[Dataset records on visual material]
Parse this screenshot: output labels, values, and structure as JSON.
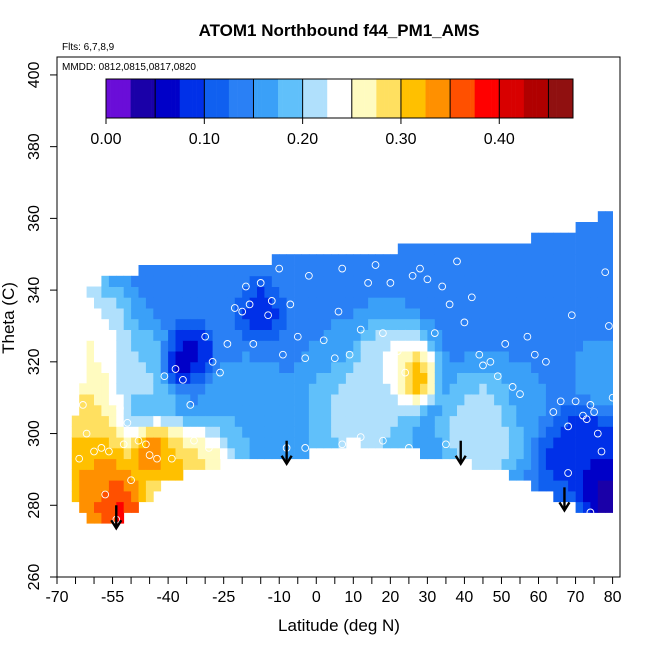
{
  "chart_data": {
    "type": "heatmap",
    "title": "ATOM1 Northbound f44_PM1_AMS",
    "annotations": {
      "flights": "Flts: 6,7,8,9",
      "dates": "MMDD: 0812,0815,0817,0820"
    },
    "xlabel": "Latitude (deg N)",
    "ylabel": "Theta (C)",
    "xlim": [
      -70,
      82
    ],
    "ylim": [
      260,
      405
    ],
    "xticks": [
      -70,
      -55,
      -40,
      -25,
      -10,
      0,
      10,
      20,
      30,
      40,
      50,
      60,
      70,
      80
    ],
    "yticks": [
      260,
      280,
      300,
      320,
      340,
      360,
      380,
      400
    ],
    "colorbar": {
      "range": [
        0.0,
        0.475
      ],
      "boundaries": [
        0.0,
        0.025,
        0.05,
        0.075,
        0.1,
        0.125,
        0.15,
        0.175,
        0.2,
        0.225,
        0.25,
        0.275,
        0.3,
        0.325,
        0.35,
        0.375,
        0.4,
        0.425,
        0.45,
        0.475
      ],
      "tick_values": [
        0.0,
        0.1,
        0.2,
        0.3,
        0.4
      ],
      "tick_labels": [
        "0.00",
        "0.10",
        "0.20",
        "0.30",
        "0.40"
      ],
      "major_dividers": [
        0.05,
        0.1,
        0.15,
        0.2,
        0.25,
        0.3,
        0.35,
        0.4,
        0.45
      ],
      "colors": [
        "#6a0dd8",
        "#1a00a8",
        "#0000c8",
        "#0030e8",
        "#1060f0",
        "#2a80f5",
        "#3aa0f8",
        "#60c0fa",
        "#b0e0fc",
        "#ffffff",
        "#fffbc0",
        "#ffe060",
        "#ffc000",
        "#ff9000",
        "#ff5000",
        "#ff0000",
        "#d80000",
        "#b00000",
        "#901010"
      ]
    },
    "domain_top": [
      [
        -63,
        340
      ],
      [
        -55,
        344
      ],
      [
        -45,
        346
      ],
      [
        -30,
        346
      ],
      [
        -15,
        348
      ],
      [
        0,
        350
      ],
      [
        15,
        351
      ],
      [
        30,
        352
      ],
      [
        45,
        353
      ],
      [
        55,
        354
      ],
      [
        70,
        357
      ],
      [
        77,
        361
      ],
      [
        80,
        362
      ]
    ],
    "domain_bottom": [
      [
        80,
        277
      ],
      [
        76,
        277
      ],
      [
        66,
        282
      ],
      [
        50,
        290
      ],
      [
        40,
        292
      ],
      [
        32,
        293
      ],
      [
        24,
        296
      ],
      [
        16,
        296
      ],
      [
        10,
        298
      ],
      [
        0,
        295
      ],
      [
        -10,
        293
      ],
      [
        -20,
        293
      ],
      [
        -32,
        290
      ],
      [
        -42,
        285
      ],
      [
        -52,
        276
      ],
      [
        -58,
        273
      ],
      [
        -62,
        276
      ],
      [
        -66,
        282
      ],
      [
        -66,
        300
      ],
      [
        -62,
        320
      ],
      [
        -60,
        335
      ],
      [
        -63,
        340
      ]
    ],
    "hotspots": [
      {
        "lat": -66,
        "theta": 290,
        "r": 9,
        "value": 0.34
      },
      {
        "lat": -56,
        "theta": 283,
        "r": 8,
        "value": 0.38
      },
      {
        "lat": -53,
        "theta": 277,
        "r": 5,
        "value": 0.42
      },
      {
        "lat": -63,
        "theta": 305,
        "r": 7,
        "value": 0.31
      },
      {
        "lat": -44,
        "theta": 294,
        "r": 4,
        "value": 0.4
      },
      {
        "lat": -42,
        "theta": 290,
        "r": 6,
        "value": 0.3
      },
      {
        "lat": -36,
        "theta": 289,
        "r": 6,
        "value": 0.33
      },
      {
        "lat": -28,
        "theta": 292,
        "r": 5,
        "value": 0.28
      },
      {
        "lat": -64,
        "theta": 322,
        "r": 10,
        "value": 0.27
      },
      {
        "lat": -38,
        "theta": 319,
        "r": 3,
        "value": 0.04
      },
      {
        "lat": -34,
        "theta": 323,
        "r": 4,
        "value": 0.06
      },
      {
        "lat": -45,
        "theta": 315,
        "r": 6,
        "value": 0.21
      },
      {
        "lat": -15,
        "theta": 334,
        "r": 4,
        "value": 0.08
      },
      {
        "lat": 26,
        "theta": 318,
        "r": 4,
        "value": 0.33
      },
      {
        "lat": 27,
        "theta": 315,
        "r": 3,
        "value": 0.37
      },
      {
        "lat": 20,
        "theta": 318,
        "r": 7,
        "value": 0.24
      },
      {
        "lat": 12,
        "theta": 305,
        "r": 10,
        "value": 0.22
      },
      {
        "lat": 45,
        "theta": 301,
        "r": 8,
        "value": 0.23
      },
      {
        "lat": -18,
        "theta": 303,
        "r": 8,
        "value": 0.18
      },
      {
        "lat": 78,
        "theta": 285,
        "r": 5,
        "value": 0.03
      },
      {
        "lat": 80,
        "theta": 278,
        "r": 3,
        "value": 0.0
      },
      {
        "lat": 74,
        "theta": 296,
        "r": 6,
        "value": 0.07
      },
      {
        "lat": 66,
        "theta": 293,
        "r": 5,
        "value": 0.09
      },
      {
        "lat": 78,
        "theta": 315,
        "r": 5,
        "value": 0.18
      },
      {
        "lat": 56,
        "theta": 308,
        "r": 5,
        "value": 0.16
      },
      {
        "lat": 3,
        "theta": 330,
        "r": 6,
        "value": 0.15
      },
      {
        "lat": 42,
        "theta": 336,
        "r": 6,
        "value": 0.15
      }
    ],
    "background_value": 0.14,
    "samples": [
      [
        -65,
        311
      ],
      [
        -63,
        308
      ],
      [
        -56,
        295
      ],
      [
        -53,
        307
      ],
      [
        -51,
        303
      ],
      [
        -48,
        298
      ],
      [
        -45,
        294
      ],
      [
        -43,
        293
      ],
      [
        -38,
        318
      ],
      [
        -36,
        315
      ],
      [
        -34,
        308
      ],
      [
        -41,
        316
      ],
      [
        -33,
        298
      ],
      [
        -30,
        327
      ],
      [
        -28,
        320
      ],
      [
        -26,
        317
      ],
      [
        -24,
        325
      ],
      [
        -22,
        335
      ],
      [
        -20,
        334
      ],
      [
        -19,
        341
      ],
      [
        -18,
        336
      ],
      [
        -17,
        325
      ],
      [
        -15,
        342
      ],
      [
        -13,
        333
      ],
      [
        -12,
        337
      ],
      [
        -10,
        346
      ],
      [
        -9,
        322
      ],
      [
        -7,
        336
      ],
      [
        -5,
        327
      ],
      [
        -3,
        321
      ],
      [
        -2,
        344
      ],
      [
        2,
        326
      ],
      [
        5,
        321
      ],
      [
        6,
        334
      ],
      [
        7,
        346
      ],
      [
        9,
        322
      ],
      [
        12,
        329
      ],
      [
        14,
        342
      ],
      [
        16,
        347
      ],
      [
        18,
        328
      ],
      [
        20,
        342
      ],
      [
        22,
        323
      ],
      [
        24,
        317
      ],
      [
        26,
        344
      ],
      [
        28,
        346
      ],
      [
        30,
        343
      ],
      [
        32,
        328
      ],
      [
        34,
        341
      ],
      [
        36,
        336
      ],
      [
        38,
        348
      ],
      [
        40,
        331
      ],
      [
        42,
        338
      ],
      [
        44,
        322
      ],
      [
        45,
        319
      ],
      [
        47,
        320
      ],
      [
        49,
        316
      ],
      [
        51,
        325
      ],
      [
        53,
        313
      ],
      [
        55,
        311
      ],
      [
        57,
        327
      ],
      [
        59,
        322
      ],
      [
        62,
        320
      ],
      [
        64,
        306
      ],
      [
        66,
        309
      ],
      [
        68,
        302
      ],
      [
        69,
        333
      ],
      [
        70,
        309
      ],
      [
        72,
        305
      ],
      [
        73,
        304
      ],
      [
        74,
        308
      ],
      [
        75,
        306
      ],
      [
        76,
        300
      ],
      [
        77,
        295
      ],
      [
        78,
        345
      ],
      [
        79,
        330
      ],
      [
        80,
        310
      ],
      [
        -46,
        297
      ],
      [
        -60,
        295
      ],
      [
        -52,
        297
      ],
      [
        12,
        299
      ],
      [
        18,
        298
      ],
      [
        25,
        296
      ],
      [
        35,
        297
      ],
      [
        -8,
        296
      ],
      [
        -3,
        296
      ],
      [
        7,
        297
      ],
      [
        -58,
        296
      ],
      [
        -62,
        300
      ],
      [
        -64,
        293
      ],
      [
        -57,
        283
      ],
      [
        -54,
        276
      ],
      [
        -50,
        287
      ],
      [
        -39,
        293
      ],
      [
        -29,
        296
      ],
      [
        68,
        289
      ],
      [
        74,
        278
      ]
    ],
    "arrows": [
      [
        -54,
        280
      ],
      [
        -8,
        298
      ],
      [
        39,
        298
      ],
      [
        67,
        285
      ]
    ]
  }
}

---

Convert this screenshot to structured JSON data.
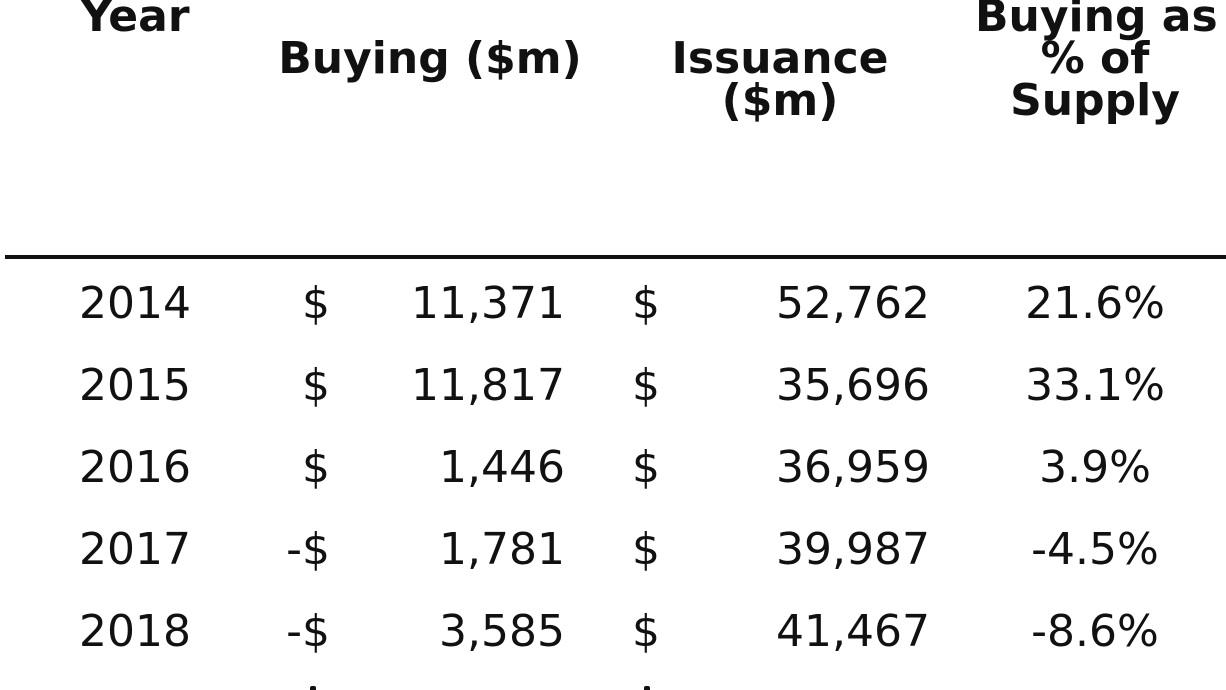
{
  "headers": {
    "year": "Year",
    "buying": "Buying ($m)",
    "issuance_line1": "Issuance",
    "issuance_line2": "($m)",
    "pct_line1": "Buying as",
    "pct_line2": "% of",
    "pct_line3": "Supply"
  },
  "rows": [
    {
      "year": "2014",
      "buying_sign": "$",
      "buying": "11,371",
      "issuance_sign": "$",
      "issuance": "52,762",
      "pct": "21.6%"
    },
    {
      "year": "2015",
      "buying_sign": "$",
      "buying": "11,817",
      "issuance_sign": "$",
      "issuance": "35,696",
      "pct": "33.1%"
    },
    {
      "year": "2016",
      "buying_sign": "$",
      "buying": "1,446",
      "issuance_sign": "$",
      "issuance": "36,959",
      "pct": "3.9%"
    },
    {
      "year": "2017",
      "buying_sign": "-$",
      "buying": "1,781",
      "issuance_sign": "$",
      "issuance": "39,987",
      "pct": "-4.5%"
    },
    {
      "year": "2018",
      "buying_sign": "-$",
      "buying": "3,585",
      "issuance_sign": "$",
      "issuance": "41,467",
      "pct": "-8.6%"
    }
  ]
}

__Stated exercise__
Your answer should be a single number: how many lines of the material contain the word "screenshot".

__Output of the exercise__
2